▶ **Goal**
Reproduce every line of the listing as written, apart from the pictures.

— BEGIN —

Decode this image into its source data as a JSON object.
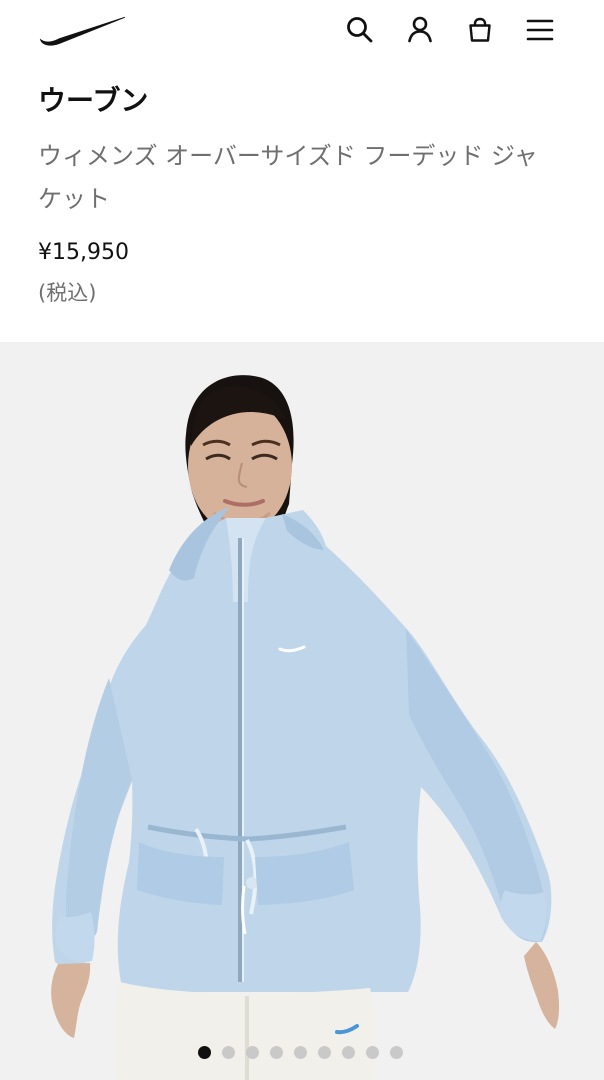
{
  "header": {
    "icons": [
      "nike-logo-icon",
      "search-icon",
      "account-icon",
      "bag-icon",
      "menu-icon"
    ]
  },
  "product": {
    "title": "ウーブン",
    "subtitle": "ウィメンズ オーバーサイズド フーデッド ジャケット",
    "price": "¥15,950",
    "tax_label": "(税込)"
  },
  "gallery": {
    "image_name": "blue hooded jacket model image",
    "dot_count": 9,
    "active_index": 0
  }
}
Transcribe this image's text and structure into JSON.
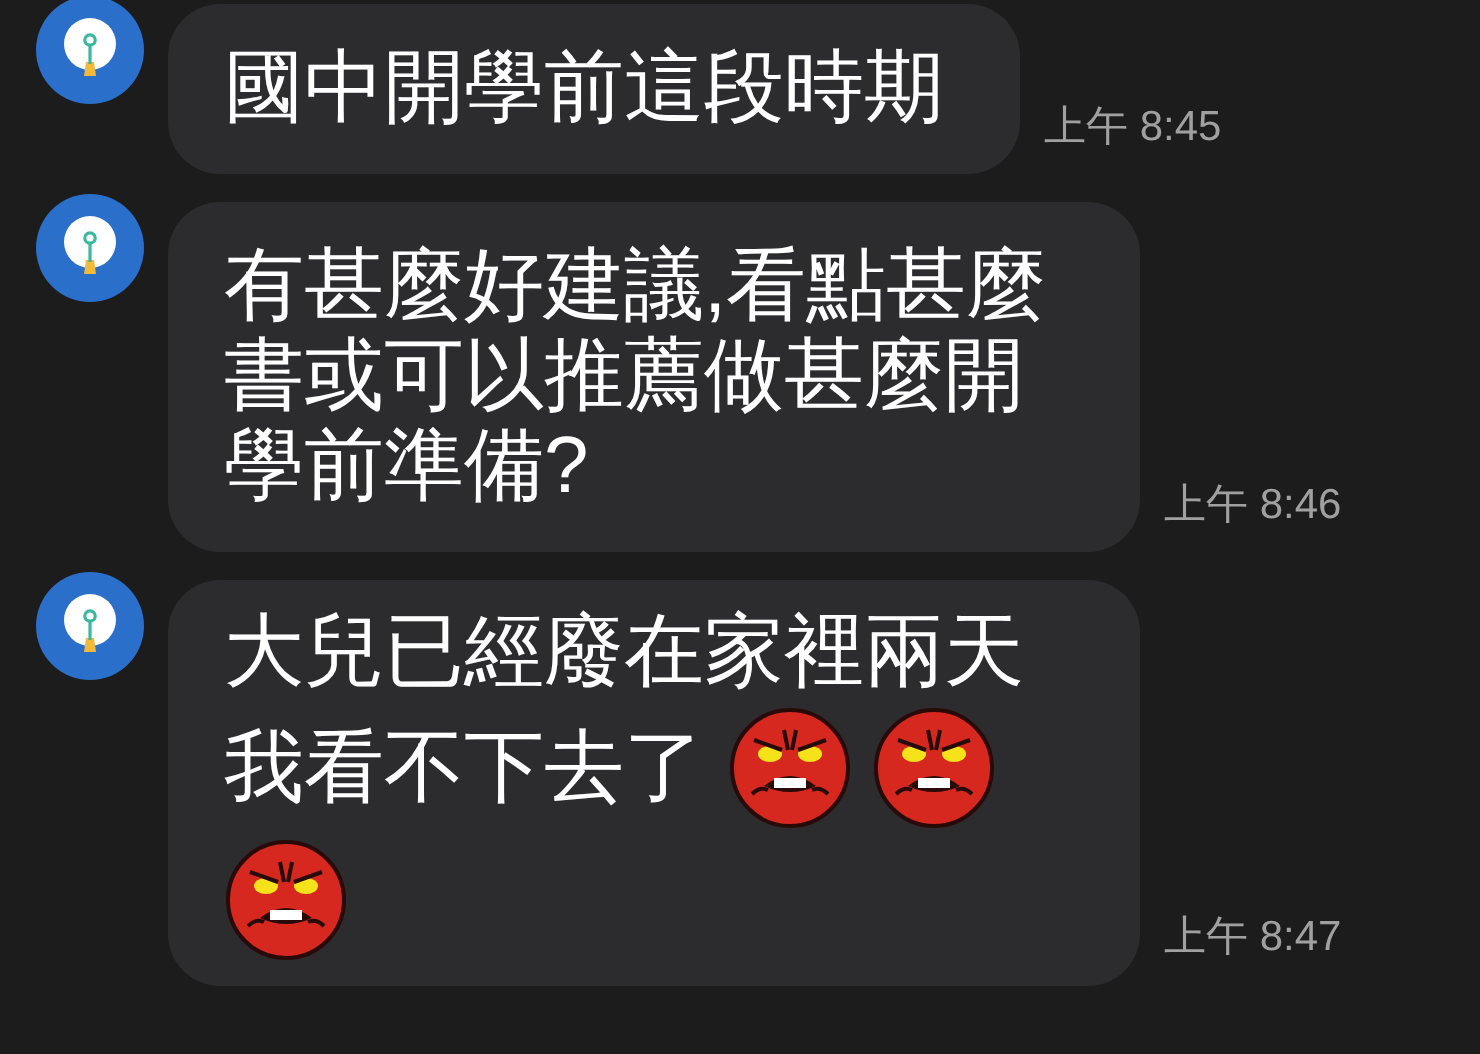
{
  "messages": [
    {
      "parts": [
        {
          "kind": "text",
          "text": "國中開學前這段時期"
        }
      ],
      "time": "上午 8:45"
    },
    {
      "parts": [
        {
          "kind": "text",
          "text": "有甚麼好建議,看點甚麼書或可以推薦做甚麼開學前準備?"
        }
      ],
      "time": "上午 8:46"
    },
    {
      "parts": [
        {
          "kind": "text",
          "text": "大兒已經廢在家裡兩天"
        },
        {
          "kind": "text",
          "text": "我看不下去了"
        },
        {
          "kind": "sticker"
        },
        {
          "kind": "sticker"
        },
        {
          "kind": "sticker"
        }
      ],
      "time": "上午 8:47"
    }
  ]
}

— END —

▶ **Written response**
Decode this image into its source data as a JSON object.
{
  "header": {
    "icons": [
      "nike-logo-icon",
      "search-icon",
      "account-icon",
      "bag-icon",
      "menu-icon"
    ]
  },
  "product": {
    "title": "ウーブン",
    "subtitle": "ウィメンズ オーバーサイズド フーデッド ジャケット",
    "price": "¥15,950",
    "tax_label": "(税込)"
  },
  "gallery": {
    "image_name": "blue hooded jacket model image",
    "dot_count": 9,
    "active_index": 0
  }
}
Transcribe this image's text and structure into JSON.
{
  "messages": [
    {
      "parts": [
        {
          "kind": "text",
          "text": "國中開學前這段時期"
        }
      ],
      "time": "上午 8:45"
    },
    {
      "parts": [
        {
          "kind": "text",
          "text": "有甚麼好建議,看點甚麼書或可以推薦做甚麼開學前準備?"
        }
      ],
      "time": "上午 8:46"
    },
    {
      "parts": [
        {
          "kind": "text",
          "text": "大兒已經廢在家裡兩天"
        },
        {
          "kind": "text",
          "text": "我看不下去了"
        },
        {
          "kind": "sticker"
        },
        {
          "kind": "sticker"
        },
        {
          "kind": "sticker"
        }
      ],
      "time": "上午 8:47"
    }
  ]
}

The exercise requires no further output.